DIRECTION => Gather all lines with "MIRV" from the records.

Stored data =>
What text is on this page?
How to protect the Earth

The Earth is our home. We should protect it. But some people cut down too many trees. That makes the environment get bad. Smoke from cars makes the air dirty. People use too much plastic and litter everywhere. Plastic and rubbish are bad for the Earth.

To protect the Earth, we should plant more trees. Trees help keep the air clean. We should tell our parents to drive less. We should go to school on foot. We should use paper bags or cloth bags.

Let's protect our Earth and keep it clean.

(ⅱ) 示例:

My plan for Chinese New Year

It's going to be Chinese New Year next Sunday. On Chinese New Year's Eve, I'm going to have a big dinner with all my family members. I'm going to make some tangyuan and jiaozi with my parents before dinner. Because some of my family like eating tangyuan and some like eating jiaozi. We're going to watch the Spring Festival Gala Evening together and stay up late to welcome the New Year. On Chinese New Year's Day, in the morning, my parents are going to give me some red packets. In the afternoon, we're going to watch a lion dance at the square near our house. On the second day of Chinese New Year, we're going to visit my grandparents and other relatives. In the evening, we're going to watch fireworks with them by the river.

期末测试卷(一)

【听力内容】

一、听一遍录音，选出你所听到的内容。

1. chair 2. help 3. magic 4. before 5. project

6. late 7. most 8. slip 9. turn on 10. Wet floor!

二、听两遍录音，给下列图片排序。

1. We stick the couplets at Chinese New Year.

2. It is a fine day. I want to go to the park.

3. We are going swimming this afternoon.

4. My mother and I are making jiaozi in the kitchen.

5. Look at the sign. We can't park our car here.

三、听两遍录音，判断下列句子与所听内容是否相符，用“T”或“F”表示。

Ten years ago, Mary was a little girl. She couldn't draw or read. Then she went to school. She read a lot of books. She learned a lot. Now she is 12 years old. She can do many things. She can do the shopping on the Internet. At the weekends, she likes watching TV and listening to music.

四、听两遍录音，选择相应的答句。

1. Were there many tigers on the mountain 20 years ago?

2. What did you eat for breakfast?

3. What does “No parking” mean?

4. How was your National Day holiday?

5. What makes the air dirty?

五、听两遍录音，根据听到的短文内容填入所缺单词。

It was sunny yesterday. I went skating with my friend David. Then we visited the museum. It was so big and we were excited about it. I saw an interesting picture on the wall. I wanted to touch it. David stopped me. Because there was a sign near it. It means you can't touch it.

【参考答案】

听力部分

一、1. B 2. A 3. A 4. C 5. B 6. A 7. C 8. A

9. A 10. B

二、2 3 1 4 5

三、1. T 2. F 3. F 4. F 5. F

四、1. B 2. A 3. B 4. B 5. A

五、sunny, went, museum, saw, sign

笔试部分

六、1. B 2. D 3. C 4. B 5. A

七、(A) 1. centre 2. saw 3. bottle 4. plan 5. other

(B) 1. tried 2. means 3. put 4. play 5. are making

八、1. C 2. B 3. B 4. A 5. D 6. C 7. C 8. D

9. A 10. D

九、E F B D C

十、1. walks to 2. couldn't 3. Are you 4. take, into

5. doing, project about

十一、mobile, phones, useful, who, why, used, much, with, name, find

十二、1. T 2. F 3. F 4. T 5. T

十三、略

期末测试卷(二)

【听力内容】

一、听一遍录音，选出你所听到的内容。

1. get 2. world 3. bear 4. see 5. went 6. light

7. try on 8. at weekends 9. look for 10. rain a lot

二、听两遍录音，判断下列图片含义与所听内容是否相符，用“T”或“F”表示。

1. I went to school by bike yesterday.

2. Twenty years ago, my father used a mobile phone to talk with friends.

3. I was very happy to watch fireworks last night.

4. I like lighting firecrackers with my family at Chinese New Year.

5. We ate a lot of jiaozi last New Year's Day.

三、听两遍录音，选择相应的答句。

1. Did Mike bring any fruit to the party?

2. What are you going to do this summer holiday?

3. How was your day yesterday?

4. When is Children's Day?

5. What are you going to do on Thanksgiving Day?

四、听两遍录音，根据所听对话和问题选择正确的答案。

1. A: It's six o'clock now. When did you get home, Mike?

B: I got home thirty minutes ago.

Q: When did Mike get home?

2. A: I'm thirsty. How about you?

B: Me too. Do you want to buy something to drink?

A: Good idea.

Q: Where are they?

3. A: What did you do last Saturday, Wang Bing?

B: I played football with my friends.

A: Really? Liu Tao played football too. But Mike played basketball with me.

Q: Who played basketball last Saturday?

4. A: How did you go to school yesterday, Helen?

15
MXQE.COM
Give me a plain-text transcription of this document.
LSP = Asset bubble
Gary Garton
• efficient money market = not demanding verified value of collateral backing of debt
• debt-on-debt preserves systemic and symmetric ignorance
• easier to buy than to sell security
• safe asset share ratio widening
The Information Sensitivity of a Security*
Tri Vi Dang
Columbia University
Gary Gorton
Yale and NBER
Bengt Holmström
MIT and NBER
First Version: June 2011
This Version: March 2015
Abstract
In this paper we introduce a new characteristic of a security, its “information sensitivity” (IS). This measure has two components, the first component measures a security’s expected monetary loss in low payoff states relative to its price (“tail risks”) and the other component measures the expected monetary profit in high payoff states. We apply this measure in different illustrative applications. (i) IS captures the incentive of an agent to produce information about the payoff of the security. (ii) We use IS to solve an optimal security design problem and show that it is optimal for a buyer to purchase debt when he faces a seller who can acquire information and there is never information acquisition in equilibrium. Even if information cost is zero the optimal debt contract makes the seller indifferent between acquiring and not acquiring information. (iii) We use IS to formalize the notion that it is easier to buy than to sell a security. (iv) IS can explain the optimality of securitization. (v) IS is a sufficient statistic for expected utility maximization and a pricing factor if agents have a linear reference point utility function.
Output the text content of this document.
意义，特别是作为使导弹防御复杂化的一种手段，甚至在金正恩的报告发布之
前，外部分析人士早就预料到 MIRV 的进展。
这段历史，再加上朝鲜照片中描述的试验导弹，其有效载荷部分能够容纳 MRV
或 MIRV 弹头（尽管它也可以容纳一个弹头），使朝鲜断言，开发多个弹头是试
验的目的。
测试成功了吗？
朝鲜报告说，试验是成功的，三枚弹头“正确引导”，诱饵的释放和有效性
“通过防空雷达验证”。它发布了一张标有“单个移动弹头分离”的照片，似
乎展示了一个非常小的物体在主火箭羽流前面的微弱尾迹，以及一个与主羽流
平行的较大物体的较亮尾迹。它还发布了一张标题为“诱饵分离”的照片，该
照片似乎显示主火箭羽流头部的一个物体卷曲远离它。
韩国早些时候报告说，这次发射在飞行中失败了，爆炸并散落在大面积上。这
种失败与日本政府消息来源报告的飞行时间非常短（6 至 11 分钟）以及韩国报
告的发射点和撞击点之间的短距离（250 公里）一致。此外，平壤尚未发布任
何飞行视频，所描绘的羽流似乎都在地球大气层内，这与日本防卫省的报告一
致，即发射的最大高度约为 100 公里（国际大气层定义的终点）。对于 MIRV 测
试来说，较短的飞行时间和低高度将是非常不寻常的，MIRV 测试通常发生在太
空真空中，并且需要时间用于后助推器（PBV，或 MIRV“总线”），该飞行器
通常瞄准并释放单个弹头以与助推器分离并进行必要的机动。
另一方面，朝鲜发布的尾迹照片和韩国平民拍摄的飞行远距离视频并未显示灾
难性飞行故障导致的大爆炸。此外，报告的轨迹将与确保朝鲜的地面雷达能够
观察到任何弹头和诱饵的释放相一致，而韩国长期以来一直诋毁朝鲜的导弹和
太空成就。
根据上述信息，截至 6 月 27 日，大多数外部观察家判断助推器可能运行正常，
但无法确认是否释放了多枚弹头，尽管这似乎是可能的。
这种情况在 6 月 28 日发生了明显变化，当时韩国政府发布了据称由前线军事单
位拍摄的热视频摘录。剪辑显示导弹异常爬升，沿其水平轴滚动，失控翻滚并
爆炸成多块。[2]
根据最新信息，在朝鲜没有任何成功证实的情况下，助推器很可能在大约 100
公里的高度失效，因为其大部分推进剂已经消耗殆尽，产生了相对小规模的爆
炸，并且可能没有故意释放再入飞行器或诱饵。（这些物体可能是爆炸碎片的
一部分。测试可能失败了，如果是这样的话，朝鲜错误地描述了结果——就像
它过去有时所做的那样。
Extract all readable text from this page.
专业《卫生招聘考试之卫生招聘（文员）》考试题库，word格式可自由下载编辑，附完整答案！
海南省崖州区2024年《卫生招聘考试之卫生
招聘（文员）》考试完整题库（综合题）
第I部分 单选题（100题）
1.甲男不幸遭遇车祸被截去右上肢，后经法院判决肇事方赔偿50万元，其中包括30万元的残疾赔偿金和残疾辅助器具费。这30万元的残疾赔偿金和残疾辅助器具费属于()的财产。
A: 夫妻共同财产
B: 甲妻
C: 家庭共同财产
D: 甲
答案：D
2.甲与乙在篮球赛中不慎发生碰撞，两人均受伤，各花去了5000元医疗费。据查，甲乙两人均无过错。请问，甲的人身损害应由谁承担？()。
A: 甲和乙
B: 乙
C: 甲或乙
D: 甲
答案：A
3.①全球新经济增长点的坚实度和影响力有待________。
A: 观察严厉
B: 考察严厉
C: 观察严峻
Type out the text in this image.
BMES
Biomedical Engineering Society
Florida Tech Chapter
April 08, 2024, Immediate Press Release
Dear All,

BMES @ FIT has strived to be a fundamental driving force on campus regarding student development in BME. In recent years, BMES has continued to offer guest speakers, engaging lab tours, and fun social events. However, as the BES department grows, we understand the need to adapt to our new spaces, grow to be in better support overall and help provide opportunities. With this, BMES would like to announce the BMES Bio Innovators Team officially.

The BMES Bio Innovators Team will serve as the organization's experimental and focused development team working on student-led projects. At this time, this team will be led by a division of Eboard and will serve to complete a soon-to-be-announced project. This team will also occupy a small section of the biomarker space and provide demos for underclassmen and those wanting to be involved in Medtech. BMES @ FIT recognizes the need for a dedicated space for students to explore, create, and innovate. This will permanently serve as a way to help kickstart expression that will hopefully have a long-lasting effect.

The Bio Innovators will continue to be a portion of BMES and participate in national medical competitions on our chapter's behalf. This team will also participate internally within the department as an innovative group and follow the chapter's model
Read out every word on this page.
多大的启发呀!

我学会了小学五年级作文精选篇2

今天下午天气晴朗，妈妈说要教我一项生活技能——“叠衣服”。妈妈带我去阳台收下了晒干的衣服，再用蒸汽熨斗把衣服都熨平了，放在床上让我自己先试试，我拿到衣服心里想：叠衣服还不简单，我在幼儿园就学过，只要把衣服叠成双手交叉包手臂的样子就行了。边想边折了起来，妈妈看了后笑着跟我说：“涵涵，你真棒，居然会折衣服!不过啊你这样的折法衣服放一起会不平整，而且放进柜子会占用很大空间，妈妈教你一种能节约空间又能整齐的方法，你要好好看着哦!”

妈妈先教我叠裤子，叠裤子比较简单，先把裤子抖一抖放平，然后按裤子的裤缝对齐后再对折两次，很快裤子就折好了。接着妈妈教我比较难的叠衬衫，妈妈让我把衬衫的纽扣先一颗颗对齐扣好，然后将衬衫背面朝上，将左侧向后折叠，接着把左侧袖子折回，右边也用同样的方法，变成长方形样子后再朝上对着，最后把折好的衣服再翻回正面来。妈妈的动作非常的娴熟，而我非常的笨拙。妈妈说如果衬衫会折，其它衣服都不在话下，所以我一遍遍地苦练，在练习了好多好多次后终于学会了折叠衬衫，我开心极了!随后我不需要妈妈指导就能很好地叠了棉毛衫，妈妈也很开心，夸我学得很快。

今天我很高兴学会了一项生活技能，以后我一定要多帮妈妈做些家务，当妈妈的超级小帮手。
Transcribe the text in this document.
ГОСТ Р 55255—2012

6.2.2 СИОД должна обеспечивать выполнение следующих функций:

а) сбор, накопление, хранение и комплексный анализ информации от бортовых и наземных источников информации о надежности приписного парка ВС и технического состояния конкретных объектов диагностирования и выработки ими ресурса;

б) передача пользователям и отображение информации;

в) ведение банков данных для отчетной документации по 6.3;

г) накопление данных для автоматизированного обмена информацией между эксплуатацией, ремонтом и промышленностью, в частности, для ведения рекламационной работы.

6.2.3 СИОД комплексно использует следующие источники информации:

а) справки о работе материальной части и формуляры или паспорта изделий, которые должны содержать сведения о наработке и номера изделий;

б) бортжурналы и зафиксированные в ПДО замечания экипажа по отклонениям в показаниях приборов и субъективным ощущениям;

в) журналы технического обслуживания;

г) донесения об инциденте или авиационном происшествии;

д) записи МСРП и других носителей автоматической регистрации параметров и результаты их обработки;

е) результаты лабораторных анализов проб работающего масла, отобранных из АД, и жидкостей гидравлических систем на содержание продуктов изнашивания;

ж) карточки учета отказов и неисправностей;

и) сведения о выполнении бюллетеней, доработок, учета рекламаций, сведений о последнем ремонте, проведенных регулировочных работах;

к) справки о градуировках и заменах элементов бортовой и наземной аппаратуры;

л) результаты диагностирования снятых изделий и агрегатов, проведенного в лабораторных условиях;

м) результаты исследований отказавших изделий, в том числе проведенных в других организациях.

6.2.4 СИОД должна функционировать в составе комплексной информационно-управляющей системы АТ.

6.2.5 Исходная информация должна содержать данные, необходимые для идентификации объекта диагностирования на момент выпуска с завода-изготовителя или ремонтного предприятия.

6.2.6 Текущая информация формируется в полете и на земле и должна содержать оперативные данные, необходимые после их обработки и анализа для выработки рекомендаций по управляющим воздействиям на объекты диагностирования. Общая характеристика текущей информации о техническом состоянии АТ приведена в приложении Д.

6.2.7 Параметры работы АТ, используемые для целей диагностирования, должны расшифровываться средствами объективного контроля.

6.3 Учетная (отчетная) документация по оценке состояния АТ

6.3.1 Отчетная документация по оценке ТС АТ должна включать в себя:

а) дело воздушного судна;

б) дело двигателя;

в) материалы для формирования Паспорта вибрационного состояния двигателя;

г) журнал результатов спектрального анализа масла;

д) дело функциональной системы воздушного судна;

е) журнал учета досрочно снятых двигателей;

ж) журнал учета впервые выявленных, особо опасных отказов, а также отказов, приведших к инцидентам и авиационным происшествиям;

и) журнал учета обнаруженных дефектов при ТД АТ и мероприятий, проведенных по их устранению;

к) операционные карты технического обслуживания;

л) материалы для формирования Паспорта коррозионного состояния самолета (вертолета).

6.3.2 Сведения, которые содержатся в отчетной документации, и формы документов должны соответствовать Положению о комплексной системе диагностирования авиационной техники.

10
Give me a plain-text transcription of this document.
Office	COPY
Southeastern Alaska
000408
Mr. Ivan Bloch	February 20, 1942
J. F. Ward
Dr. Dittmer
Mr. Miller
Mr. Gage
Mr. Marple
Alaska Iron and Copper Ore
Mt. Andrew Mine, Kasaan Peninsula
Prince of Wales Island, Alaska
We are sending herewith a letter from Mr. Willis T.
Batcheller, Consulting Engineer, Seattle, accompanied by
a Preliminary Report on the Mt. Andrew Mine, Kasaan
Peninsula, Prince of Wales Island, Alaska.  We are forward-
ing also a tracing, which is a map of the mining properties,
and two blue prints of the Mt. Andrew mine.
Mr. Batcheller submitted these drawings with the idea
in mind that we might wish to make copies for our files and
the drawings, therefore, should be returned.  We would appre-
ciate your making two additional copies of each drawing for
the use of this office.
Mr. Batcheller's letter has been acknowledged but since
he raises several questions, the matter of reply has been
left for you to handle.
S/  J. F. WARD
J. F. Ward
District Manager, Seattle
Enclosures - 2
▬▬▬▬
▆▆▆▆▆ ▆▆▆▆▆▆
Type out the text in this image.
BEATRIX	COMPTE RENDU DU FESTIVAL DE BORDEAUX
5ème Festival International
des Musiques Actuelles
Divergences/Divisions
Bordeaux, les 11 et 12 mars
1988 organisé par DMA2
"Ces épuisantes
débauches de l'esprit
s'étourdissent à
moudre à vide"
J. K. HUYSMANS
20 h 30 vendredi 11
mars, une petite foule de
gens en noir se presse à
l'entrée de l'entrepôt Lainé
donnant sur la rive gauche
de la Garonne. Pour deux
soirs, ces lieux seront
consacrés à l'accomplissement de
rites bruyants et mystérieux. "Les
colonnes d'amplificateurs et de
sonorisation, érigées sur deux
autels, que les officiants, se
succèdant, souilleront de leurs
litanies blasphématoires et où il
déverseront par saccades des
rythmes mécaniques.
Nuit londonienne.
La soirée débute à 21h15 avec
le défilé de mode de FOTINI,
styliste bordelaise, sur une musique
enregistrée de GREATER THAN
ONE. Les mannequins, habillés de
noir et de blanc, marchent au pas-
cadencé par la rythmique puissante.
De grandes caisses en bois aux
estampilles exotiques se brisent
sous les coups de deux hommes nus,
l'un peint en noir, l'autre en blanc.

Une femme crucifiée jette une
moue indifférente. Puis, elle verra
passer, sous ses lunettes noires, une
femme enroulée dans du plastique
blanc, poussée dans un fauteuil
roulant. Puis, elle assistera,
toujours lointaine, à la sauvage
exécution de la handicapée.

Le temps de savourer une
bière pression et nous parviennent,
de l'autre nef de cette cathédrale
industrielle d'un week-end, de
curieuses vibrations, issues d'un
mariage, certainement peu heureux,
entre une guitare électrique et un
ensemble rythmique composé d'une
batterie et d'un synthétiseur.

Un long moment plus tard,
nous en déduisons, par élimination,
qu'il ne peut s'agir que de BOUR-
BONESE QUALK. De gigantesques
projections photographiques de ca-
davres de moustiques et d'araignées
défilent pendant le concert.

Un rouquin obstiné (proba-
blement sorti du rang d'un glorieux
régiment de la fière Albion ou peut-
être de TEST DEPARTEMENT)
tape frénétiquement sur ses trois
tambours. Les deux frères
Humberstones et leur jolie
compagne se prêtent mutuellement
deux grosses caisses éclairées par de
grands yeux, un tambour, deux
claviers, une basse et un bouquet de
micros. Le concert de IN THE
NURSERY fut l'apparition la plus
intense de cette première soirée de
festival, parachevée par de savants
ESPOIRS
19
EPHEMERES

TASK SOLUTION =>
前，外部分析人士早就预料到 MIRV 的进展。
或 MIRV 弹头（尽管它也可以容纳一个弹头），使朝鲜断言，开发多个弹头是试
致，即发射的最大高度约为 100 公里（国际大气层定义的终点）。对于 MIRV 测
试来说，较短的飞行时间和低高度将是非常不寻常的，MIRV 测试通常发生在太
空真空中，并且需要时间用于后助推器（PBV，或 MIRV“总线”），该飞行器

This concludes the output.